- [STATED TASK]:
Copy each line holding the string "ARROWS".

Stored entries:
※ ※ ※
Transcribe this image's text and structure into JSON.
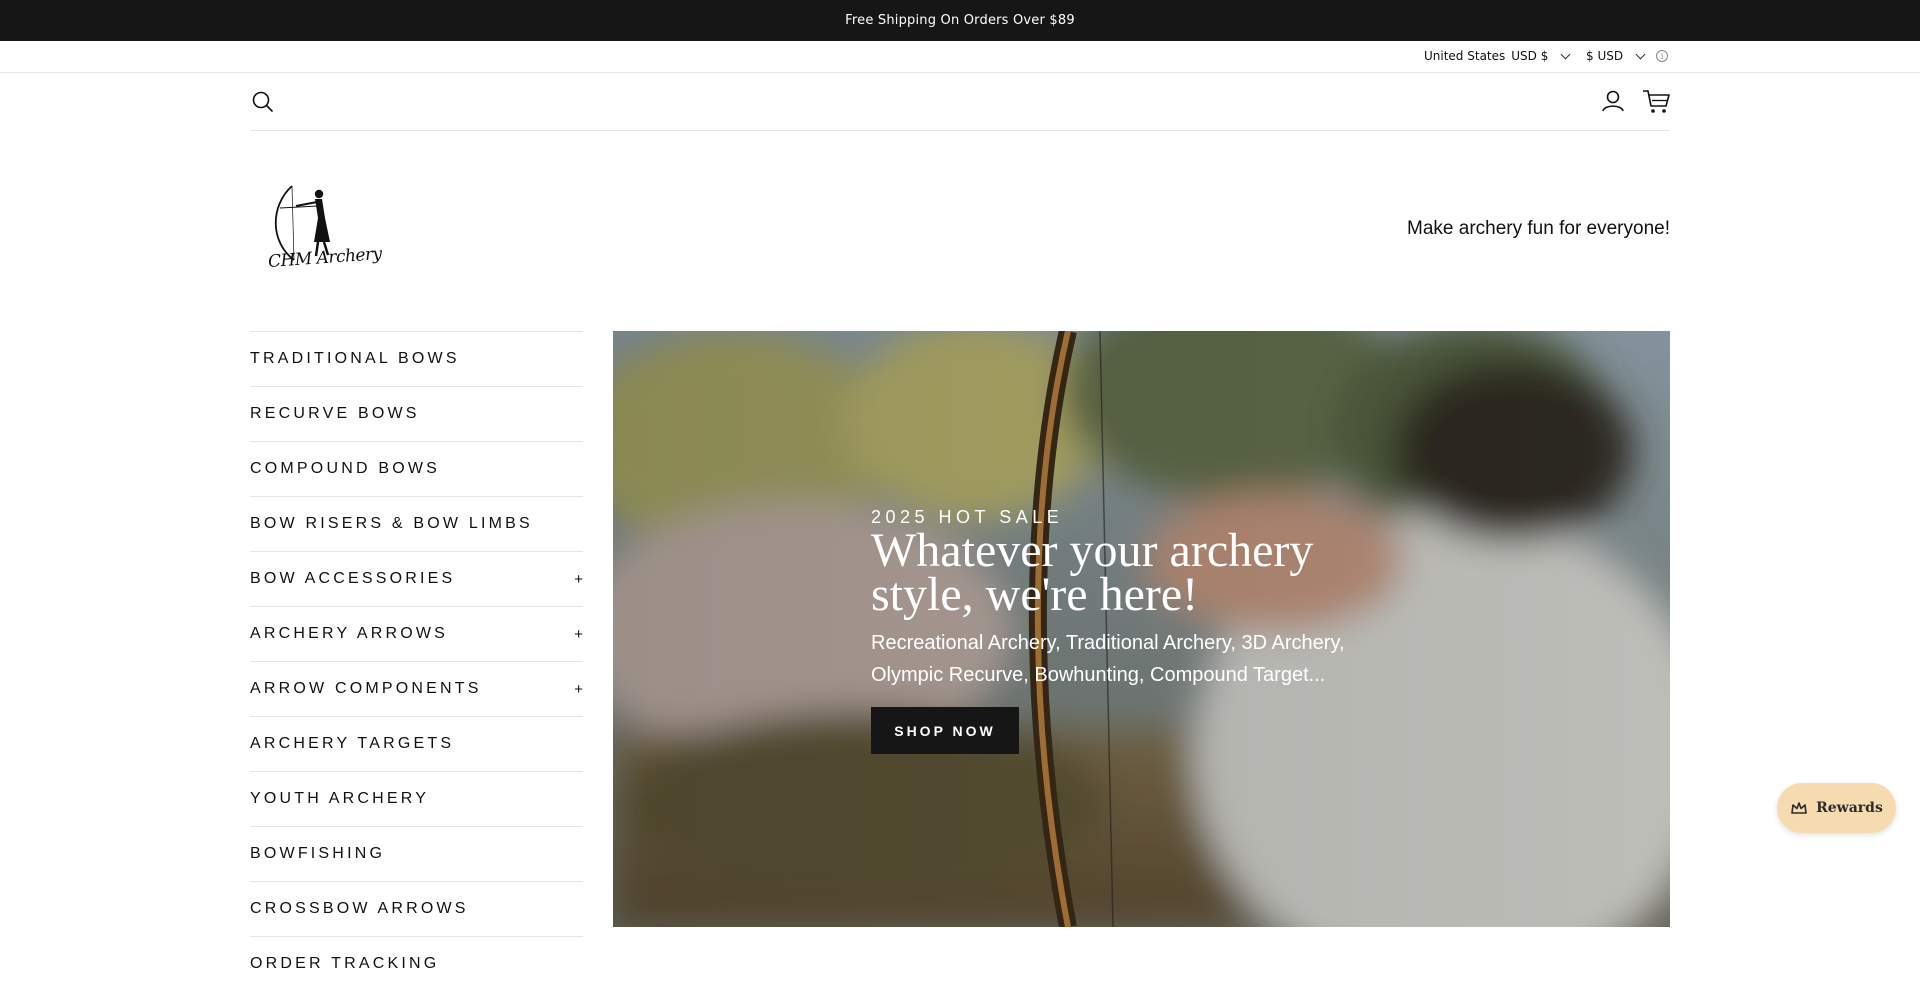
{
  "announcement": {
    "text": "Free Shipping On Orders Over $89"
  },
  "utility": {
    "country_label": "United States",
    "country_currency": "USD $",
    "currency_label": "$ USD",
    "info_glyph": "i"
  },
  "header": {
    "icons": [
      "search-icon",
      "account-icon",
      "cart-icon"
    ]
  },
  "brand": {
    "logo_text": "CHM Archery",
    "tagline": "Make archery fun for everyone!"
  },
  "nav": {
    "items": [
      {
        "label": "TRADITIONAL BOWS",
        "expand": ""
      },
      {
        "label": "RECURVE BOWS",
        "expand": ""
      },
      {
        "label": "COMPOUND BOWS",
        "expand": ""
      },
      {
        "label": "BOW RISERS & BOW LIMBS",
        "expand": ""
      },
      {
        "label": "BOW ACCESSORIES",
        "expand": "+"
      },
      {
        "label": "ARCHERY ARROWS",
        "expand": "+"
      },
      {
        "label": "ARROW COMPONENTS",
        "expand": "+"
      },
      {
        "label": "ARCHERY TARGETS",
        "expand": ""
      },
      {
        "label": "YOUTH ARCHERY",
        "expand": ""
      },
      {
        "label": "BOWFISHING",
        "expand": ""
      },
      {
        "label": "CROSSBOW ARROWS",
        "expand": ""
      },
      {
        "label": "ORDER TRACKING",
        "expand": ""
      }
    ]
  },
  "hero": {
    "eyebrow": "2025 HOT SALE",
    "headline": "Whatever your archery style, we're here!",
    "subtext": "Recreational Archery, Traditional Archery, 3D Archery, Olympic Recurve, Bowhunting, Compound Target...",
    "cta": "SHOP NOW"
  },
  "rewards": {
    "label": "Rewards"
  },
  "colors": {
    "announce_bg": "#161616",
    "rewards_bg": "#f7dbb0",
    "button_bg": "#161616"
  }
}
※ ※ ※
- [SOLUTION TO THIS EXERCISE]:
        "label": "ARCHERY ARROWS",
        "label": "CROSSBOW ARROWS",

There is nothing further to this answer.